» REQUIRED WORK
Find the lines holding "label" and copy them.

» RECORDS SUPPLIED

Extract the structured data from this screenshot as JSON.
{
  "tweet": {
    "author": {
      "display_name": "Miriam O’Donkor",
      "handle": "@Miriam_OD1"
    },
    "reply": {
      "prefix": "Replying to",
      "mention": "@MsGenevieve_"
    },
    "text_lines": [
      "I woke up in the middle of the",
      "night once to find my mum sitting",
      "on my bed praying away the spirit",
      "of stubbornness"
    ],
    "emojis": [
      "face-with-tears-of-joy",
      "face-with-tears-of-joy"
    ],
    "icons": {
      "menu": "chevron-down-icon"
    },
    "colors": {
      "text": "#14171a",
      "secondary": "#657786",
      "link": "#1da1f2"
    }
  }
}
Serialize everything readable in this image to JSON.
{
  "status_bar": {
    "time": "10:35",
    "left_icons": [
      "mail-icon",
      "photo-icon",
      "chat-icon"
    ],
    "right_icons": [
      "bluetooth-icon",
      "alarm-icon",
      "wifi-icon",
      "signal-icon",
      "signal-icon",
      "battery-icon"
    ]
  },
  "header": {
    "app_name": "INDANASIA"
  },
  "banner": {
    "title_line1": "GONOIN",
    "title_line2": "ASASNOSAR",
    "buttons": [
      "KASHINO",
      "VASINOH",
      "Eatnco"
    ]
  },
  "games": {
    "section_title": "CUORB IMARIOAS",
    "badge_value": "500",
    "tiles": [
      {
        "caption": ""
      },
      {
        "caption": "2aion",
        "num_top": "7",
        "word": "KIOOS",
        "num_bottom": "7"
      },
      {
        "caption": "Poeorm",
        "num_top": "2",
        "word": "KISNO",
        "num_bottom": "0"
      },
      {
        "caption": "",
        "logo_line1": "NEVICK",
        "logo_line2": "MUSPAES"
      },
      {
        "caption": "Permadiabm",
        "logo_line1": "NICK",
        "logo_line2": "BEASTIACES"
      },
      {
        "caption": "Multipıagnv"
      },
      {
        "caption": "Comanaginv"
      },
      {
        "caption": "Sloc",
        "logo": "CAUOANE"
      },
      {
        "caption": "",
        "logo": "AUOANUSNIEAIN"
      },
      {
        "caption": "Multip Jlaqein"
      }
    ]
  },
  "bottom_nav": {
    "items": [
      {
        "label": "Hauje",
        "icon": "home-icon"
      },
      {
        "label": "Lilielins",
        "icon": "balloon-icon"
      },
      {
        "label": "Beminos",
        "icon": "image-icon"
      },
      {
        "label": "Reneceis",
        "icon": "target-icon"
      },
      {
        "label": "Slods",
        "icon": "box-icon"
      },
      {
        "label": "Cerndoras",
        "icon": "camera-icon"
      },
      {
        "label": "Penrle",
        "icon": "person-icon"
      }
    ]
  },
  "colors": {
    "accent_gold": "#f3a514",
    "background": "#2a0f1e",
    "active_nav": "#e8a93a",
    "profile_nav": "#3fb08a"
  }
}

» SOLVED PROBLEM
        "label": "Hauje",
        "label": "Lilielins",
        "label": "Beminos",
        "label": "Reneceis",
        "label": "Slods",
        "label": "Cerndoras",
        "label": "Penrle",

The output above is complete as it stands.